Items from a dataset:
+===+
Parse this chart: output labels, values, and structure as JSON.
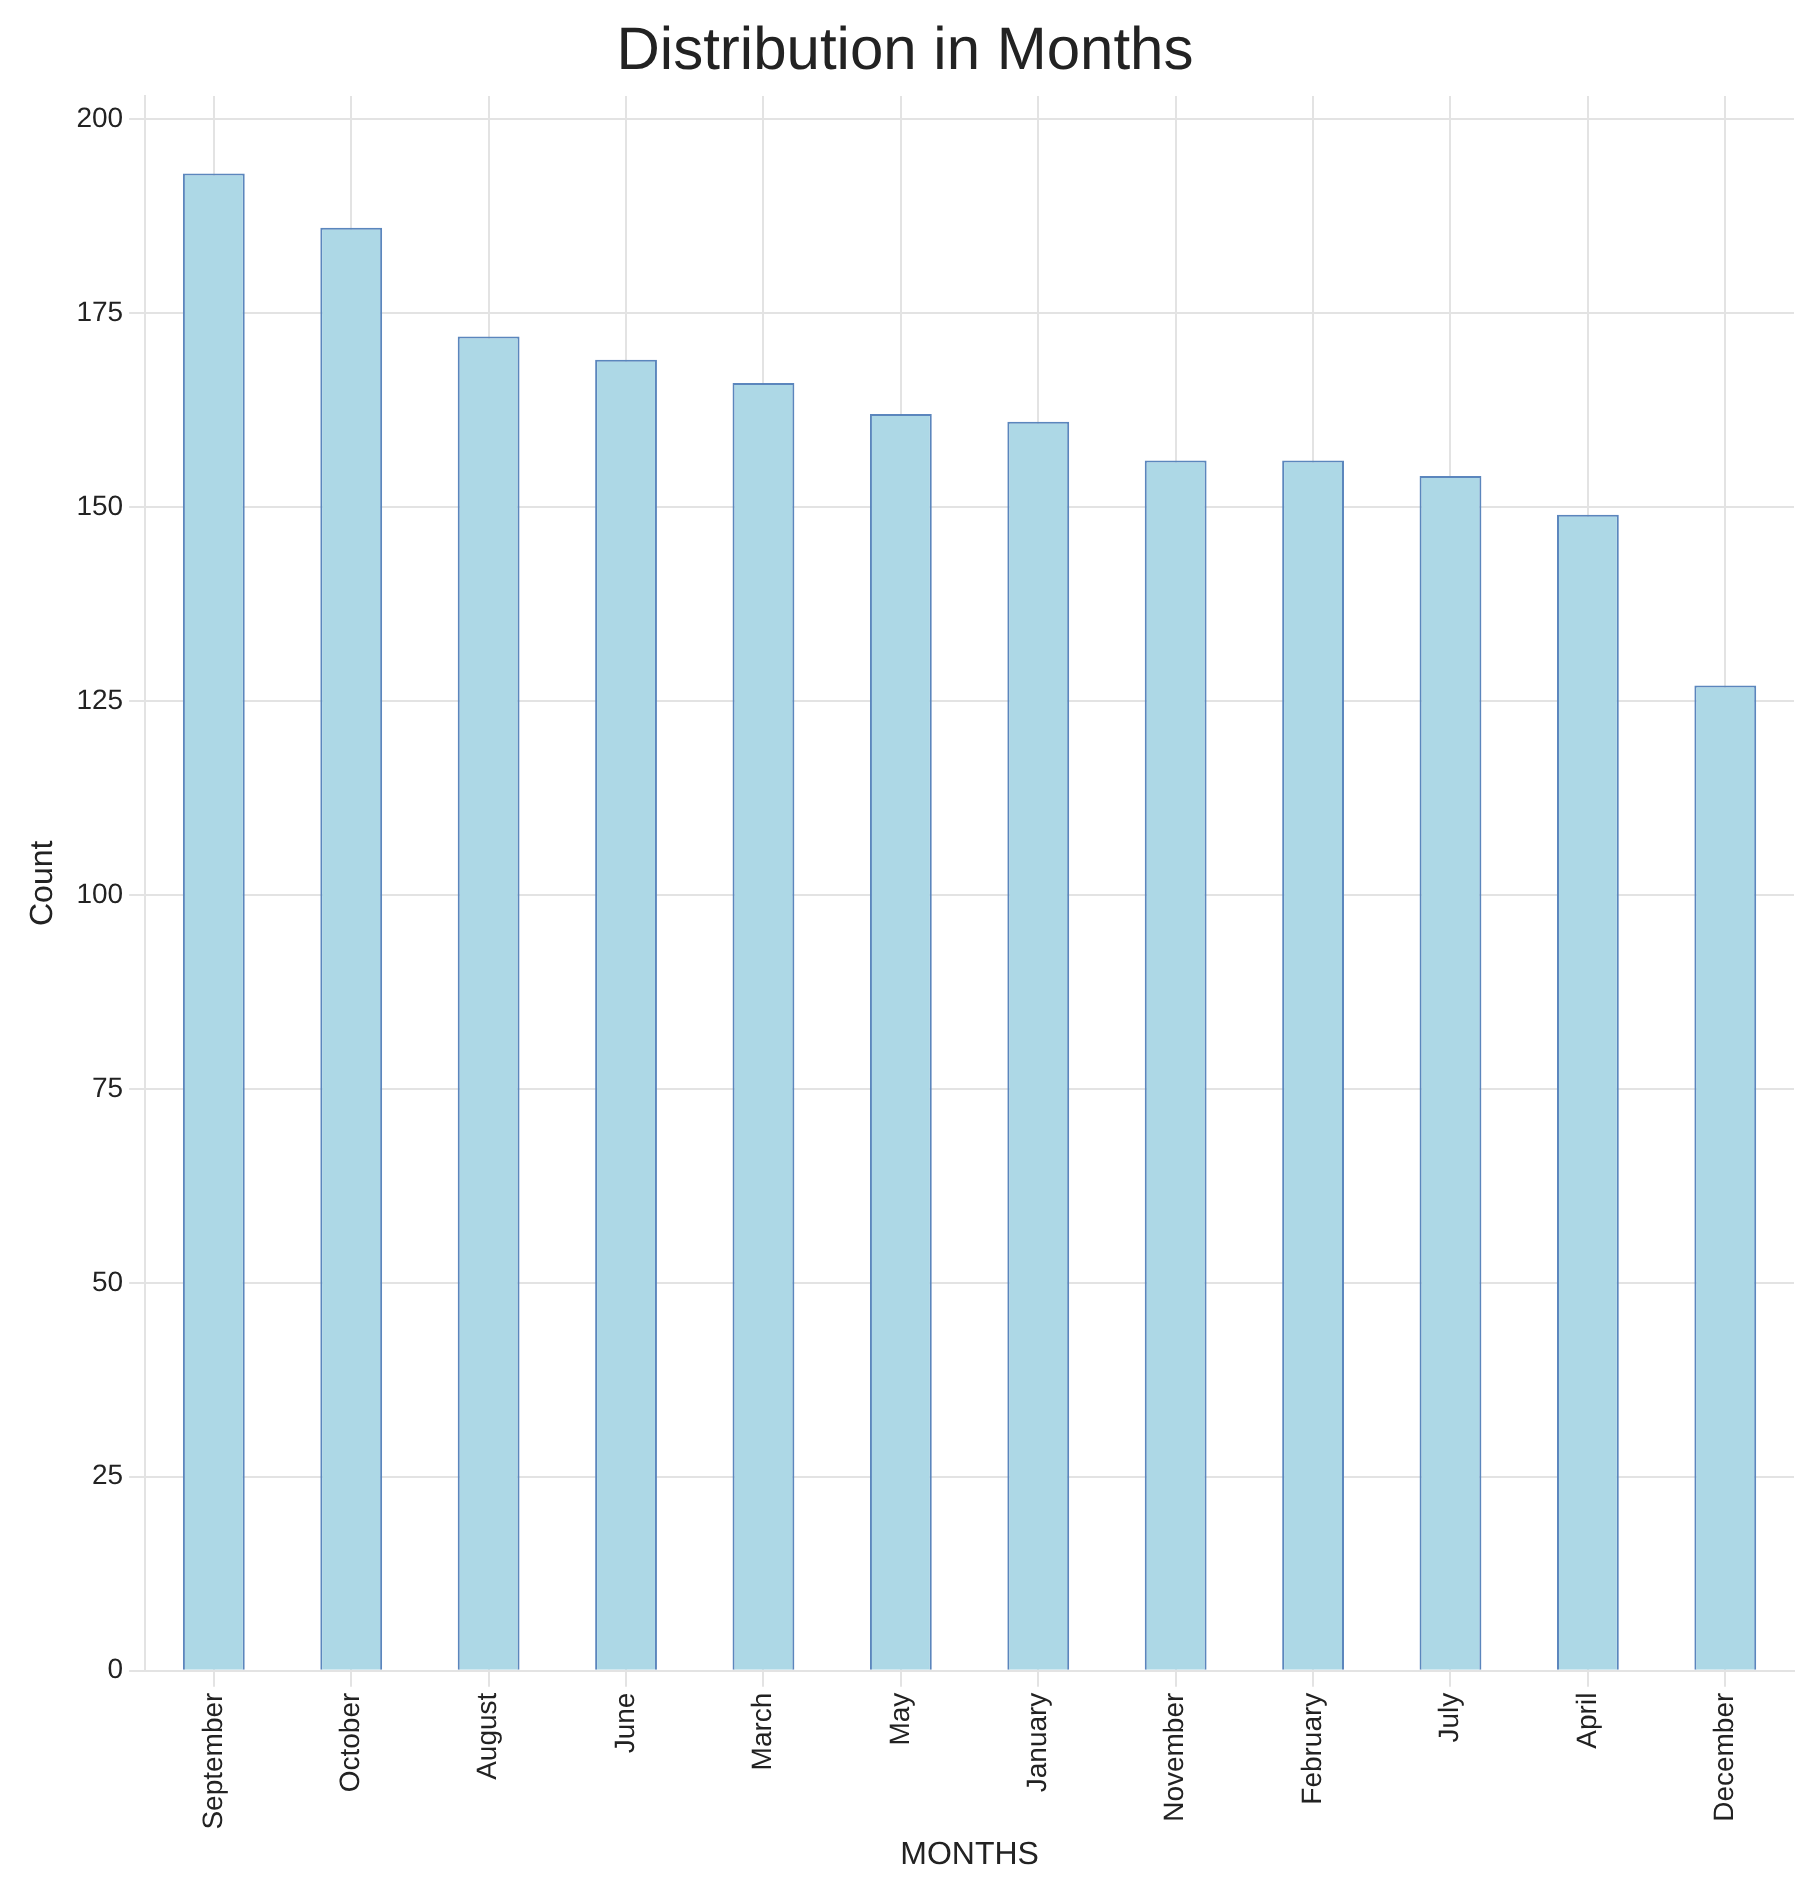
{
  "chart_data": {
    "type": "bar",
    "title": "Distribution in Months",
    "xlabel": "MONTHS",
    "ylabel": "Count",
    "categories": [
      "September",
      "October",
      "August",
      "June",
      "March",
      "May",
      "January",
      "November",
      "February",
      "July",
      "April",
      "December"
    ],
    "values": [
      193,
      186,
      172,
      169,
      166,
      162,
      161,
      156,
      156,
      154,
      149,
      127
    ],
    "color": "#add8e6",
    "ylim": [
      0,
      203
    ],
    "yticks": [
      0,
      25,
      50,
      75,
      100,
      125,
      150,
      175,
      200
    ],
    "grid": true
  }
}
+===+
→ Stated goal: Copy the listing word for word, excluding its pictures.

→ Exercise response:
Parse this chart: output labels, values, and structure as JSON.
{
  "chart_data": {
    "type": "bar",
    "title": "Distribution in Months",
    "xlabel": "MONTHS",
    "ylabel": "Count",
    "categories": [
      "September",
      "October",
      "August",
      "June",
      "March",
      "May",
      "January",
      "November",
      "February",
      "July",
      "April",
      "December"
    ],
    "values": [
      193,
      186,
      172,
      169,
      166,
      162,
      161,
      156,
      156,
      154,
      149,
      127
    ],
    "color": "#add8e6",
    "ylim": [
      0,
      203
    ],
    "yticks": [
      0,
      25,
      50,
      75,
      100,
      125,
      150,
      175,
      200
    ],
    "grid": true
  }
}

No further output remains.